Copy nothing but the lines running from the one containing "Parse this screenshot: output" through the end of the listing below. Drop the pictures.

● ● ● ●

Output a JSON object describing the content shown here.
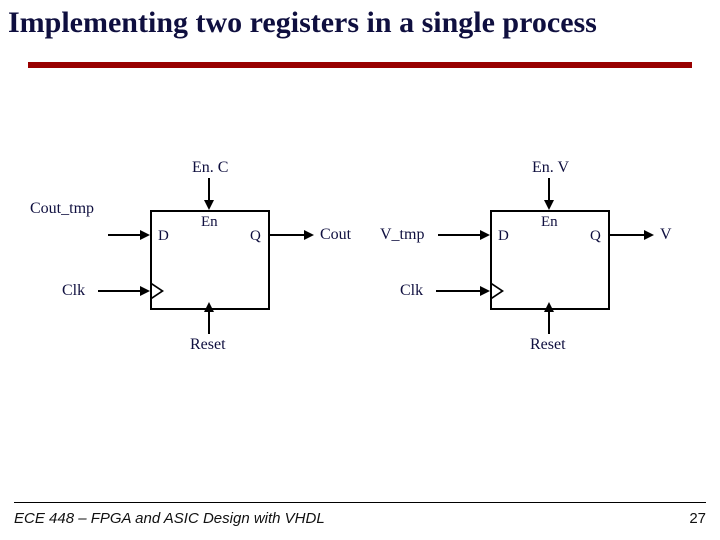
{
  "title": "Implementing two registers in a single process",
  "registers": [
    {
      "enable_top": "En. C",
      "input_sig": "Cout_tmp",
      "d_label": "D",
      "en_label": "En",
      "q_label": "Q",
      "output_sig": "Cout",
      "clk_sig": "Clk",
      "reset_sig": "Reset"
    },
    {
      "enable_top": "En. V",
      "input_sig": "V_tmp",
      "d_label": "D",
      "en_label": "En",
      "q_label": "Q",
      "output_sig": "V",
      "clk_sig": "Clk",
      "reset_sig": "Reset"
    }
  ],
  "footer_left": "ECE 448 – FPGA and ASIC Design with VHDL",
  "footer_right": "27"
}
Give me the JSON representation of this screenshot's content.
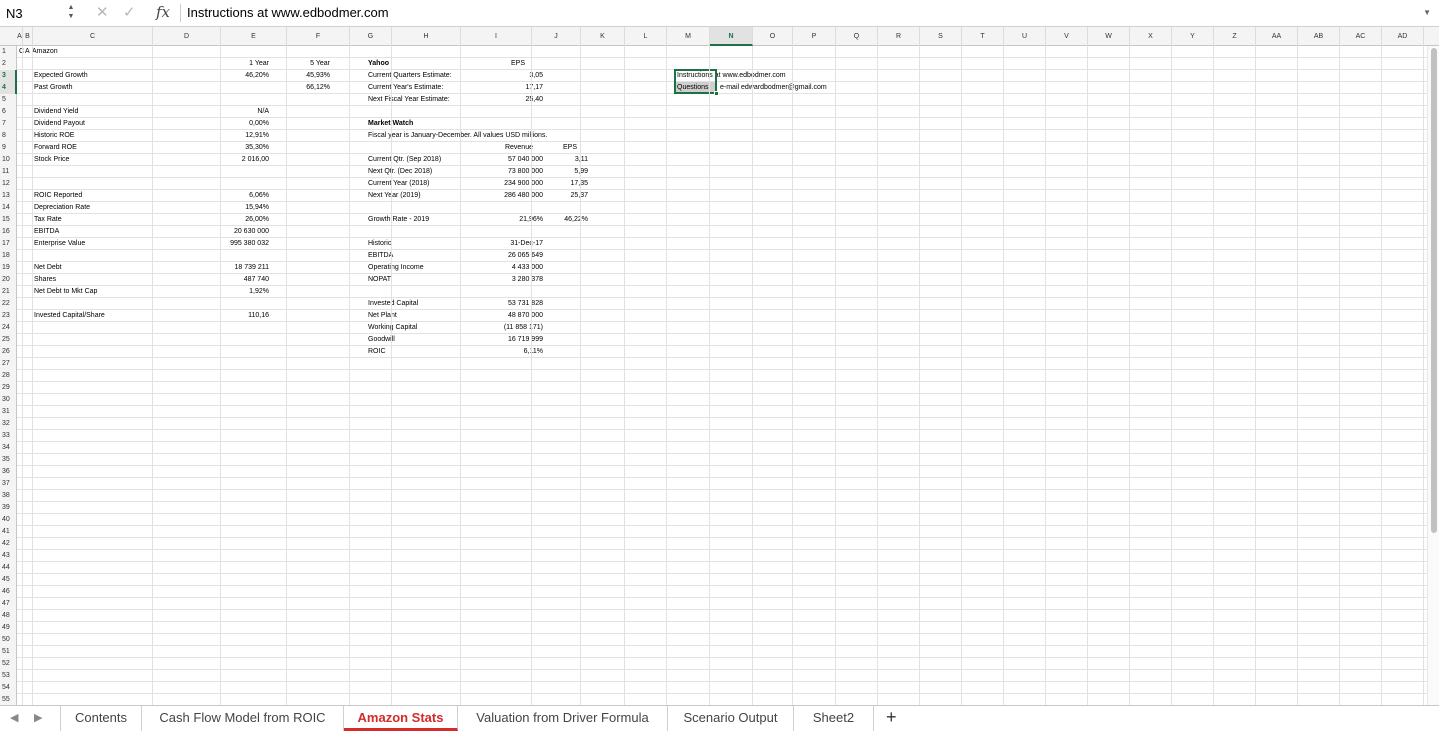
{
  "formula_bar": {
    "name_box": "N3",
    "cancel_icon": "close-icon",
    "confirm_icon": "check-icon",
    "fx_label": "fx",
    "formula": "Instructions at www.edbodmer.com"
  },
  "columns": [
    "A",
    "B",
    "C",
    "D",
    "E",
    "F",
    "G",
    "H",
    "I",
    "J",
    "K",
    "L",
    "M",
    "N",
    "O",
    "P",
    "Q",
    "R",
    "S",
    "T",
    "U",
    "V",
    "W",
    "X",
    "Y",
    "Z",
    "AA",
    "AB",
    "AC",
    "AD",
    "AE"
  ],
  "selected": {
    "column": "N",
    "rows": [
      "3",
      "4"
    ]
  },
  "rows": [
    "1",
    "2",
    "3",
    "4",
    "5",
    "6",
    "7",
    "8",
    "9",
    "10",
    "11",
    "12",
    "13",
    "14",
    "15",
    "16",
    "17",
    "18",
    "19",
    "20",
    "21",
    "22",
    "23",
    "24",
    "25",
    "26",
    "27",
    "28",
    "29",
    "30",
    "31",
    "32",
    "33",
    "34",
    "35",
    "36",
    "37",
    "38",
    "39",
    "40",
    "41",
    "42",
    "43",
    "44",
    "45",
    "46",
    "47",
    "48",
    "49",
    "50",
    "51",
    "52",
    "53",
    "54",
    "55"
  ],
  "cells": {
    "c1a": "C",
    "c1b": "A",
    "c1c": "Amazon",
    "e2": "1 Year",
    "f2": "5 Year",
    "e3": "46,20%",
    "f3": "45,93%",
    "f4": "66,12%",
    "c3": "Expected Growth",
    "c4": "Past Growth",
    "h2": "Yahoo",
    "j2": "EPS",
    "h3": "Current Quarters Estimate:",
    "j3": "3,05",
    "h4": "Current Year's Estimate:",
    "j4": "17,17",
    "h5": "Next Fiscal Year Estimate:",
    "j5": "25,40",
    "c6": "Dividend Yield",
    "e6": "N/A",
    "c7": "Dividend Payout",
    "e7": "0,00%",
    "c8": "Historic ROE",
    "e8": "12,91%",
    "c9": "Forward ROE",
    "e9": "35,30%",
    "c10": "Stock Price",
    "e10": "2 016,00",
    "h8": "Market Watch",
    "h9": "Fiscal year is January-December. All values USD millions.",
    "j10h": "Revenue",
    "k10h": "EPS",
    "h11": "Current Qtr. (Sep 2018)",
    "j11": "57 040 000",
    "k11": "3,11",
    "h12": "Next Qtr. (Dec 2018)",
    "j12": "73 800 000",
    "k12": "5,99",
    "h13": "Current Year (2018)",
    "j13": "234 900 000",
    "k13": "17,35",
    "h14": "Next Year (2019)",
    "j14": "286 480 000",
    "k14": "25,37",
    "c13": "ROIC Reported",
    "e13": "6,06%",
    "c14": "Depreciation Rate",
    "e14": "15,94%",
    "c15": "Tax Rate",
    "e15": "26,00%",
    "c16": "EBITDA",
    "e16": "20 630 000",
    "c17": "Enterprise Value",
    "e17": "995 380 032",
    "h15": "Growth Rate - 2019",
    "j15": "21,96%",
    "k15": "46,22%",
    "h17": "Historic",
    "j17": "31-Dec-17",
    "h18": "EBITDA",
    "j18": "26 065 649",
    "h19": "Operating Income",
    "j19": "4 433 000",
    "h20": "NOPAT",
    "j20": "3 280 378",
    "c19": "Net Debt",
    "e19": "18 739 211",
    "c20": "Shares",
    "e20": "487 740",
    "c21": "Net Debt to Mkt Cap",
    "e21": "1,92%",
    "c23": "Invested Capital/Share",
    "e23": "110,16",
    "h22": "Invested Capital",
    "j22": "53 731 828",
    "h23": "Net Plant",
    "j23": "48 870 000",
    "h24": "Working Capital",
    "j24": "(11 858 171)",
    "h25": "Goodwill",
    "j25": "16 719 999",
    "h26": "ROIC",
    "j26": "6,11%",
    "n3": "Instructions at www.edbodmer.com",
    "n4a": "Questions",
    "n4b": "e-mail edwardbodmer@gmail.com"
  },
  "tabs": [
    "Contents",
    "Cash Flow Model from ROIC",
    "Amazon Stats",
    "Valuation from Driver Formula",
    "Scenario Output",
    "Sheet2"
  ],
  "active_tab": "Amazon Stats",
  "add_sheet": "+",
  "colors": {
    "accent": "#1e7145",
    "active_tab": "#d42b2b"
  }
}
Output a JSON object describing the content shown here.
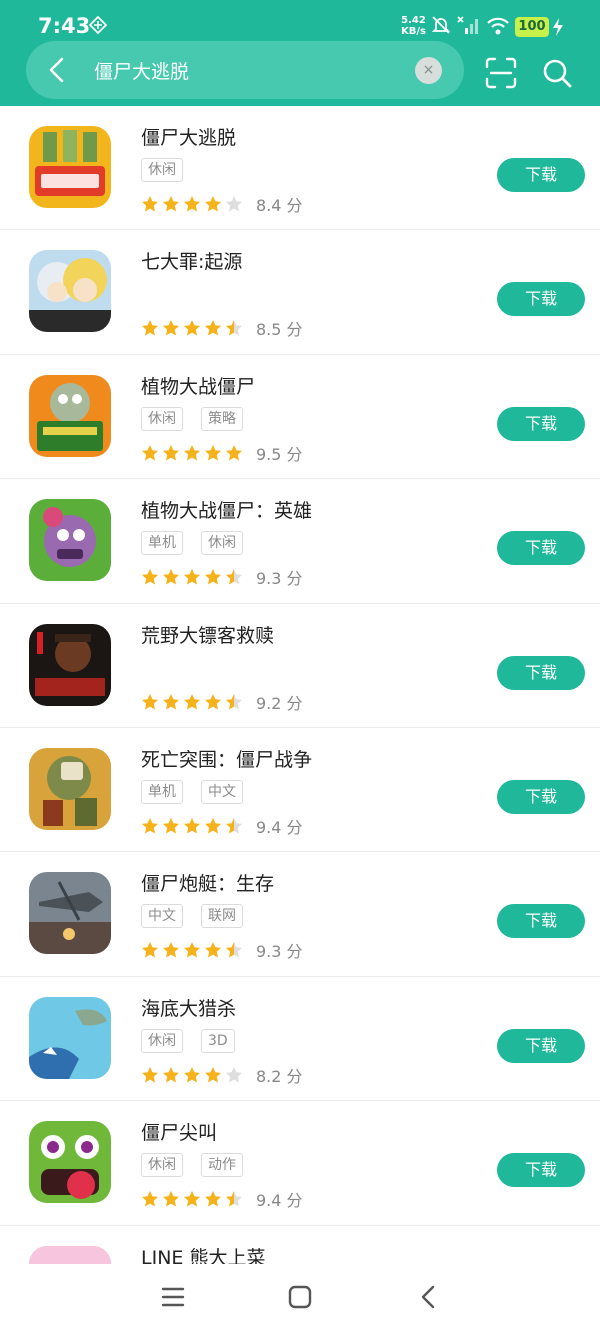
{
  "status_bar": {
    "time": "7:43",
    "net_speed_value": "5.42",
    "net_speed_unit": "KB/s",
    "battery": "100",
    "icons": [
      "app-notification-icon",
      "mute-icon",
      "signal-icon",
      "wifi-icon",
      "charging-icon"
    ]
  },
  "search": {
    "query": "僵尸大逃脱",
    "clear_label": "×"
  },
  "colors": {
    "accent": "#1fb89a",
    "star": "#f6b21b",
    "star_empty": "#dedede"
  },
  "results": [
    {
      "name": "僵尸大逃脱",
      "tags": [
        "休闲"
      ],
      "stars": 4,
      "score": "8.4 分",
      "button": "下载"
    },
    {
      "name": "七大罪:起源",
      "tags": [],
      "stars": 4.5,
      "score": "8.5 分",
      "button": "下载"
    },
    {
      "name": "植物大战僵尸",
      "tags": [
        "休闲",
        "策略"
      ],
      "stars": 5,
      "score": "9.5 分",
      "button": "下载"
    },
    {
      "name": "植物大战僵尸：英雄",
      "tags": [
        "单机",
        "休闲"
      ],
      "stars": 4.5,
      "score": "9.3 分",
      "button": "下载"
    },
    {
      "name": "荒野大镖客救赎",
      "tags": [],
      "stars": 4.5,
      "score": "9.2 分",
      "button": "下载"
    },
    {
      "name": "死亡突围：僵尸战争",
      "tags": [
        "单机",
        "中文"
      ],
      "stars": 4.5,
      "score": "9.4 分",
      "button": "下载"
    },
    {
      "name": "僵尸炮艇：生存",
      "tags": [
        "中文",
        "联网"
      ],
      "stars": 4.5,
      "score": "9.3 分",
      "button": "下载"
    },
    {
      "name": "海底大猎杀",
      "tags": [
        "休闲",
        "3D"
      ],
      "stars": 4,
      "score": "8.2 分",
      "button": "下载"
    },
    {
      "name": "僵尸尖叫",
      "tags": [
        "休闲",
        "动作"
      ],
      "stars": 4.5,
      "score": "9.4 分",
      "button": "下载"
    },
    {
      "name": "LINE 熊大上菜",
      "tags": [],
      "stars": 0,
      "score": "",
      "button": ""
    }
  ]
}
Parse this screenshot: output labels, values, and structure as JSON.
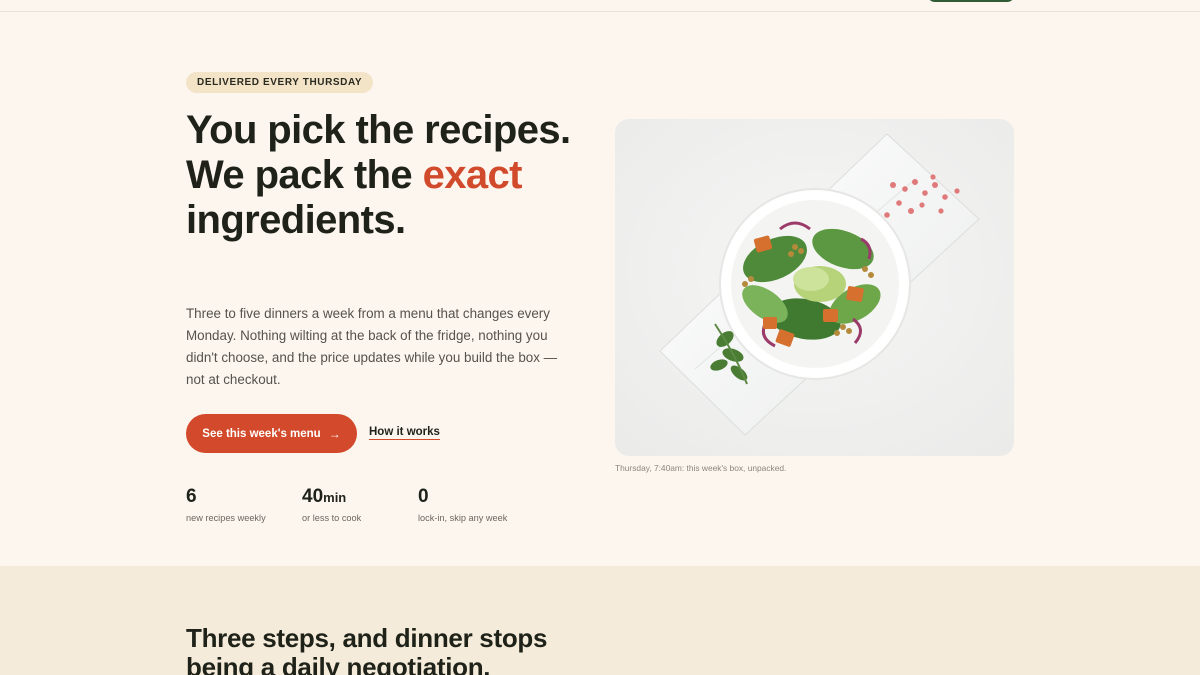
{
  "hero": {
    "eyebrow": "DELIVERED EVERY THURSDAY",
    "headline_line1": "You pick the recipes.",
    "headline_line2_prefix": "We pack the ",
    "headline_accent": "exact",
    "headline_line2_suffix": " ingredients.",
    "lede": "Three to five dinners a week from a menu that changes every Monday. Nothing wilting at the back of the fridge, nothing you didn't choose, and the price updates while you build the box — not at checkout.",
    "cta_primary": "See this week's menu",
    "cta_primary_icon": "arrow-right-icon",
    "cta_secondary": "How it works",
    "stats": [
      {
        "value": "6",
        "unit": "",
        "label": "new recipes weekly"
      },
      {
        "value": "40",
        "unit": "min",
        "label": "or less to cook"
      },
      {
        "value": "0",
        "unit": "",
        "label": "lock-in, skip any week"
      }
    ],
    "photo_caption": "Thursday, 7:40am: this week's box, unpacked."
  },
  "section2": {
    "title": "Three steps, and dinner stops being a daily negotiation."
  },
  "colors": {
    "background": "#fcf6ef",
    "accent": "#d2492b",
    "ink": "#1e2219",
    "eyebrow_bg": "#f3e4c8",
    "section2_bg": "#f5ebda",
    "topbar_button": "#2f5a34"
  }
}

● ● ● ●

» ANSWER FOR THIS EXERCISE
Parse this screenshot: output labels, values, and structure as JSON.
{
  "hero": {
    "eyebrow": "DELIVERED EVERY THURSDAY",
    "headline_line1": "You pick the recipes.",
    "headline_line2_prefix": "We pack the ",
    "headline_accent": "exact",
    "headline_line2_suffix": " ingredients.",
    "lede": "Three to five dinners a week from a menu that changes every Monday. Nothing wilting at the back of the fridge, nothing you didn't choose, and the price updates while you build the box — not at checkout.",
    "cta_primary": "See this week's menu",
    "cta_primary_icon": "arrow-right-icon",
    "cta_secondary": "How it works",
    "stats": [
      {
        "value": "6",
        "unit": "",
        "label": "new recipes weekly"
      },
      {
        "value": "40",
        "unit": "min",
        "label": "or less to cook"
      },
      {
        "value": "0",
        "unit": "",
        "label": "lock-in, skip any week"
      }
    ],
    "photo_caption": "Thursday, 7:40am: this week's box, unpacked."
  },
  "section2": {
    "title": "Three steps, and dinner stops being a daily negotiation."
  },
  "colors": {
    "background": "#fcf6ef",
    "accent": "#d2492b",
    "ink": "#1e2219",
    "eyebrow_bg": "#f3e4c8",
    "section2_bg": "#f5ebda",
    "topbar_button": "#2f5a34"
  }
}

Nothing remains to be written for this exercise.